Data records
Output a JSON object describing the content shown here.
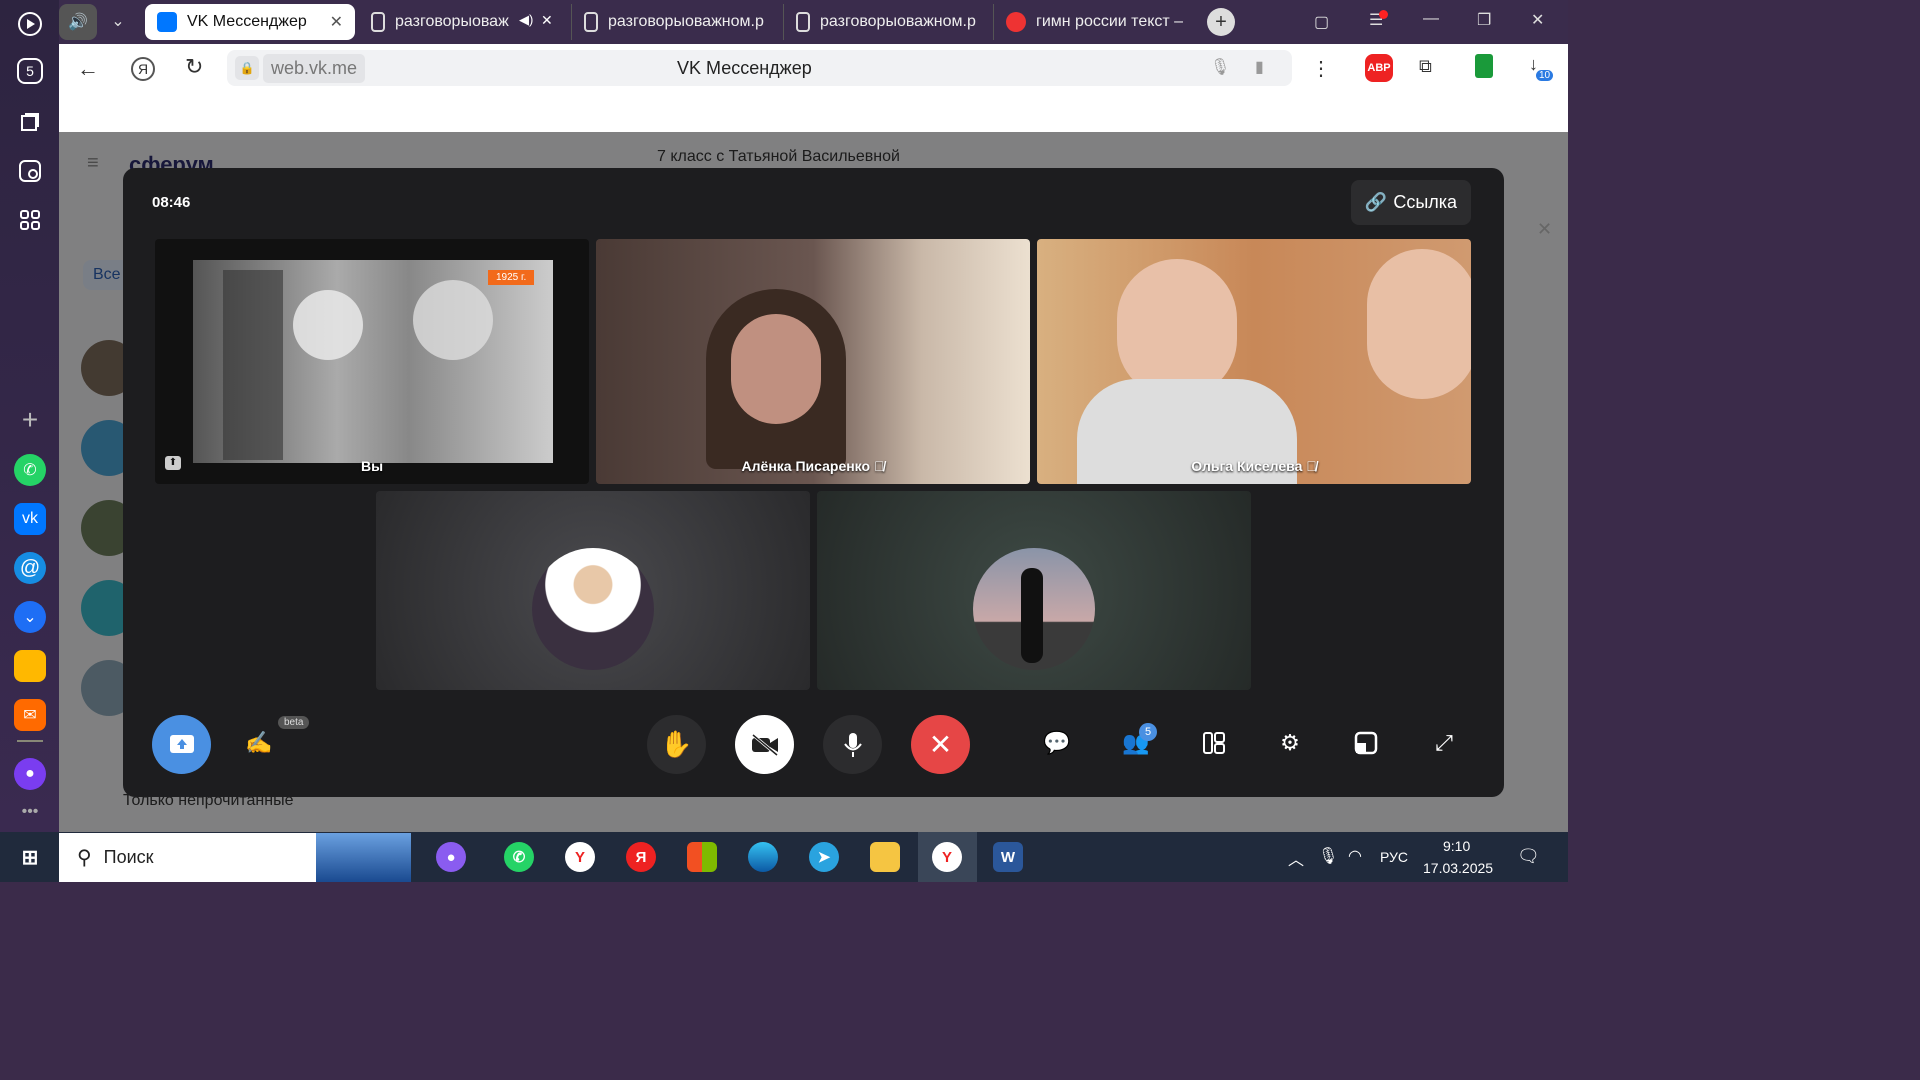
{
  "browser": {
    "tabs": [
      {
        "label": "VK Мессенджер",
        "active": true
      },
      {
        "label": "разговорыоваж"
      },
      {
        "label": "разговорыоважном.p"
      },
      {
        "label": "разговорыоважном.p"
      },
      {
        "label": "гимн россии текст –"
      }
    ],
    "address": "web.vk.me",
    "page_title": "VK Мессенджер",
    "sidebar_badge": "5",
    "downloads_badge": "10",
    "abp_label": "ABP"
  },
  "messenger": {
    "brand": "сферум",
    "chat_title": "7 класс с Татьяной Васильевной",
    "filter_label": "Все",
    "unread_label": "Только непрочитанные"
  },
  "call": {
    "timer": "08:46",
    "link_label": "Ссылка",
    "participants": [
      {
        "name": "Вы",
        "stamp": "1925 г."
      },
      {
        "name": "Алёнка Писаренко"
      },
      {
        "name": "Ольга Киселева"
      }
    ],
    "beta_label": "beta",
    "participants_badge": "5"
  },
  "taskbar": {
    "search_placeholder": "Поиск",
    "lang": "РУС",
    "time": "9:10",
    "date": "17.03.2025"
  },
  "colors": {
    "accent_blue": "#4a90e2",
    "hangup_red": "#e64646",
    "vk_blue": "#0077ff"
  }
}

--

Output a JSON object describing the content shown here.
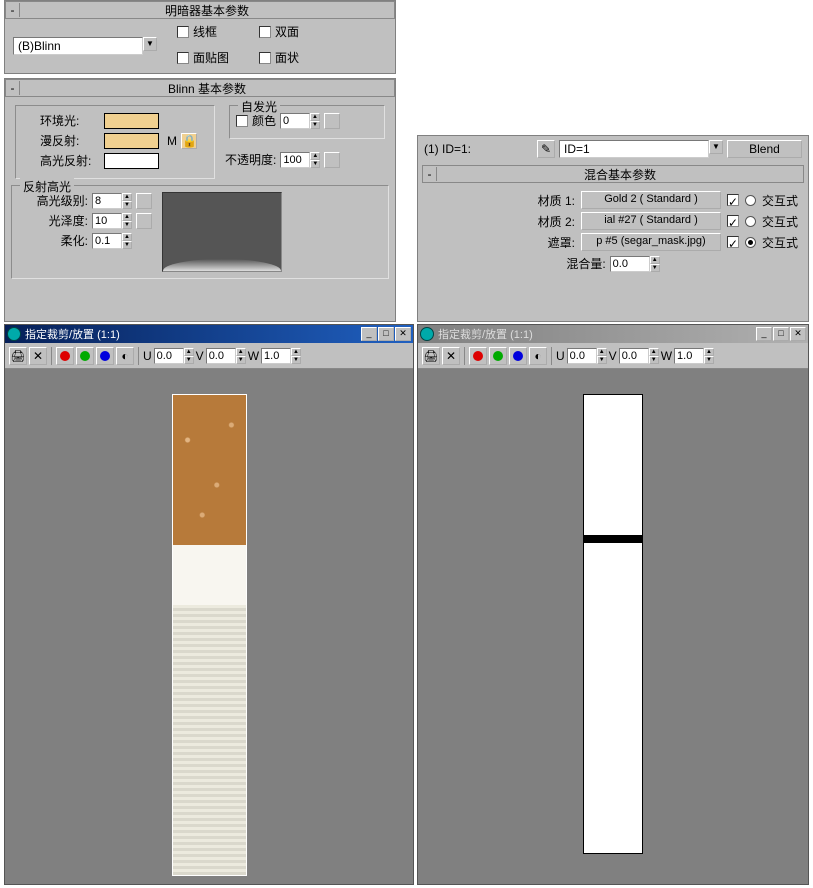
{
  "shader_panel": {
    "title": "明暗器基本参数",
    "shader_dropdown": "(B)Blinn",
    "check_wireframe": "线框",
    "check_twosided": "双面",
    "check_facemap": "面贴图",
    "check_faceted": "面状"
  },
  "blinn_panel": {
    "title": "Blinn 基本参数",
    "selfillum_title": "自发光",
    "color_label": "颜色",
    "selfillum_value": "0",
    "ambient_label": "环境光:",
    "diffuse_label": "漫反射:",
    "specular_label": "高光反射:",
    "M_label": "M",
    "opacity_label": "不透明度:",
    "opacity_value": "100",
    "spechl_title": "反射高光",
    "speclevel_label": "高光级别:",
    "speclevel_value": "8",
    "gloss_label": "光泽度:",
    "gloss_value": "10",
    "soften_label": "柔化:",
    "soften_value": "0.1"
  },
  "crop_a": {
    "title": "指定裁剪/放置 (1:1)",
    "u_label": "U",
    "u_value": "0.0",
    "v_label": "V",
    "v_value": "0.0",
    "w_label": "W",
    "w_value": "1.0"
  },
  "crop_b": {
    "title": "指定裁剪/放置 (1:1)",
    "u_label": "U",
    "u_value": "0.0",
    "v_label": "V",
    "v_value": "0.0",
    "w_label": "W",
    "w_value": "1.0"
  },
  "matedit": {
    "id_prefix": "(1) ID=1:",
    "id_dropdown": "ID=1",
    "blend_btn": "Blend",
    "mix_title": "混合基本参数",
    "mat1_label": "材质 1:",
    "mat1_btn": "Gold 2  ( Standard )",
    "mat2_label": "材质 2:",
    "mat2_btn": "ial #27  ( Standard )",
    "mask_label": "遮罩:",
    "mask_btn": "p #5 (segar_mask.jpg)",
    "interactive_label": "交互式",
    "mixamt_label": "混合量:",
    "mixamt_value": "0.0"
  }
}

...

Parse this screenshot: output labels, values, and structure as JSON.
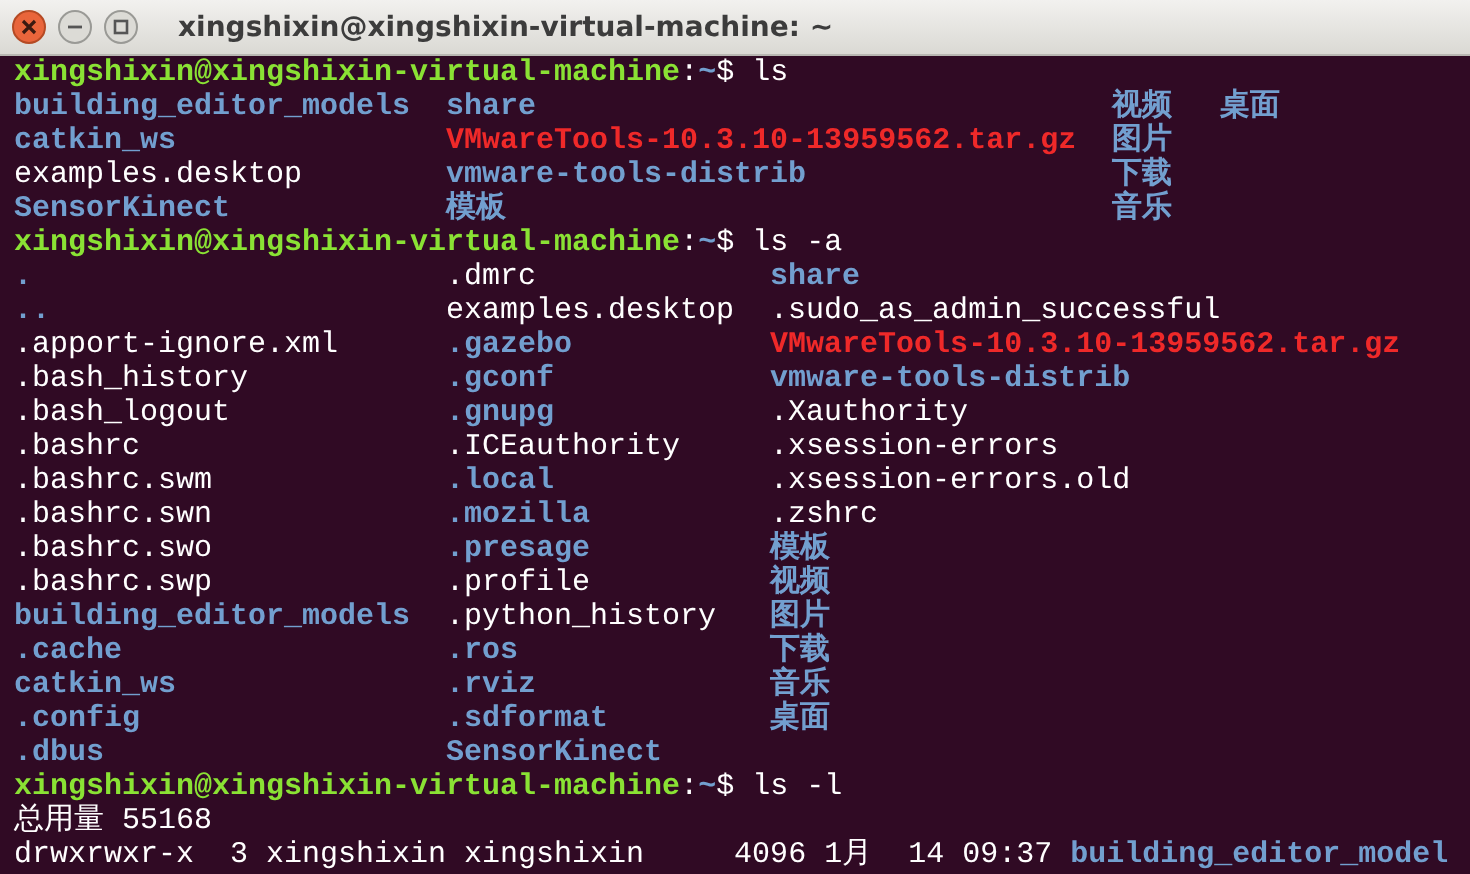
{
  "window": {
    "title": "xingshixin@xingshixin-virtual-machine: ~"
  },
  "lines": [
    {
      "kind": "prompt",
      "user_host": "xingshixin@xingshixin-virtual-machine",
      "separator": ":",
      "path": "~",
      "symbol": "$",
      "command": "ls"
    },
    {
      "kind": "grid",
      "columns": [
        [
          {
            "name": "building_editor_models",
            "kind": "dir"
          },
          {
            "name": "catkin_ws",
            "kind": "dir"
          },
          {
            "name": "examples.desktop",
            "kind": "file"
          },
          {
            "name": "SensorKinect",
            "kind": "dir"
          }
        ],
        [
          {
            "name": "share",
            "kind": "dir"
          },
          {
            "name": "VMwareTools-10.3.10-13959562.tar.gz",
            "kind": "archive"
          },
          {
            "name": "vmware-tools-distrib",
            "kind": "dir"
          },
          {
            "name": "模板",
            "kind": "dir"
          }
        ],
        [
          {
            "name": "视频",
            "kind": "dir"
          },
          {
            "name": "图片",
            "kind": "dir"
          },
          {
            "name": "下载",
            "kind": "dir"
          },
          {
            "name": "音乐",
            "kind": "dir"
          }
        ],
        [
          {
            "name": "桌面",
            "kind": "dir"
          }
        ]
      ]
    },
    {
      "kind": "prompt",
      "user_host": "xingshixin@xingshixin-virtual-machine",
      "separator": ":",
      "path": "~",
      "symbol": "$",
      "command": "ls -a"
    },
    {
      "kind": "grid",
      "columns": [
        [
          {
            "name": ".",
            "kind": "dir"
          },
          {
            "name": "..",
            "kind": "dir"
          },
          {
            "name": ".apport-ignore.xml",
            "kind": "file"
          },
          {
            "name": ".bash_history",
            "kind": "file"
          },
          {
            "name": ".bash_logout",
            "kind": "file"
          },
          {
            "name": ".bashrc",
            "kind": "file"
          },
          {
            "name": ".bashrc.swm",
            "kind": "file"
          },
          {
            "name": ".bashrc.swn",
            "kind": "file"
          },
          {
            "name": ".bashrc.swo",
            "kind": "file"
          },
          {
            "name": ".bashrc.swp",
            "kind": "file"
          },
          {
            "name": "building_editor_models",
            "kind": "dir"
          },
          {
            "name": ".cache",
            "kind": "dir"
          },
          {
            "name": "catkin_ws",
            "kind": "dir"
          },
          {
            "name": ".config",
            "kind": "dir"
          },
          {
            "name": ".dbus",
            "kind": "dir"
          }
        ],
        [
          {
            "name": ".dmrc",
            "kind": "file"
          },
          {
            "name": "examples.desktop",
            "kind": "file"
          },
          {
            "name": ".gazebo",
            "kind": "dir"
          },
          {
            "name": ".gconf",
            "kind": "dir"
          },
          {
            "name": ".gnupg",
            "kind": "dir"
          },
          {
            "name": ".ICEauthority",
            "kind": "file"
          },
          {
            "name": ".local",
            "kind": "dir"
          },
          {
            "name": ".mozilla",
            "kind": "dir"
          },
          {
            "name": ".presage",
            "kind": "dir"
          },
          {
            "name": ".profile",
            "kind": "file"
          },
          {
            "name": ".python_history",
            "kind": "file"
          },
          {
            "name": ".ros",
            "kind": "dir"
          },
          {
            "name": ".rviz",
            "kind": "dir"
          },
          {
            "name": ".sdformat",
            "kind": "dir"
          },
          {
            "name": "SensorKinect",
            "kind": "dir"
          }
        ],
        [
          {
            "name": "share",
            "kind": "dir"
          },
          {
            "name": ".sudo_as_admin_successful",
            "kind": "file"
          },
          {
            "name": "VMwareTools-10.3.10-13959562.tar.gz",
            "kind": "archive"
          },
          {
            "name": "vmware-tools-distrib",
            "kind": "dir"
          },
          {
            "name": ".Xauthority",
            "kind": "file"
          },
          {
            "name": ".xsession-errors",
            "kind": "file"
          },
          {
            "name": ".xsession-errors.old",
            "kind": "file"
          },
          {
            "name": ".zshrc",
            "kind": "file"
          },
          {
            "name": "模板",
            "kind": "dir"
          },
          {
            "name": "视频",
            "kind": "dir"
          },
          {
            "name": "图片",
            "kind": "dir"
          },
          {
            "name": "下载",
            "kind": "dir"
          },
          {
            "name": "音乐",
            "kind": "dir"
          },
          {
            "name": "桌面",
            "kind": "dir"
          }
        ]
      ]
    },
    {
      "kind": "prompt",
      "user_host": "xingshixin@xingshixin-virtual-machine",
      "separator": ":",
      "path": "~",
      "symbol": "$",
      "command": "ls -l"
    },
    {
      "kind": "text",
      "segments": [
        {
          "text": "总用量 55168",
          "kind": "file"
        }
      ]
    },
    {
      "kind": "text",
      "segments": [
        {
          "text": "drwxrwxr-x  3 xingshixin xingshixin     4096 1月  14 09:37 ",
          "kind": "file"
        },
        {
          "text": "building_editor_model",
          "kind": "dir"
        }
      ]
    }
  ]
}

Goal of the exercise -> Look through the entries and return every line where "Standard" appears.

Output ->
    "mat1_btn": "Gold 2  ( Standard )",
    "mat2_btn": "ial #27  ( Standard )",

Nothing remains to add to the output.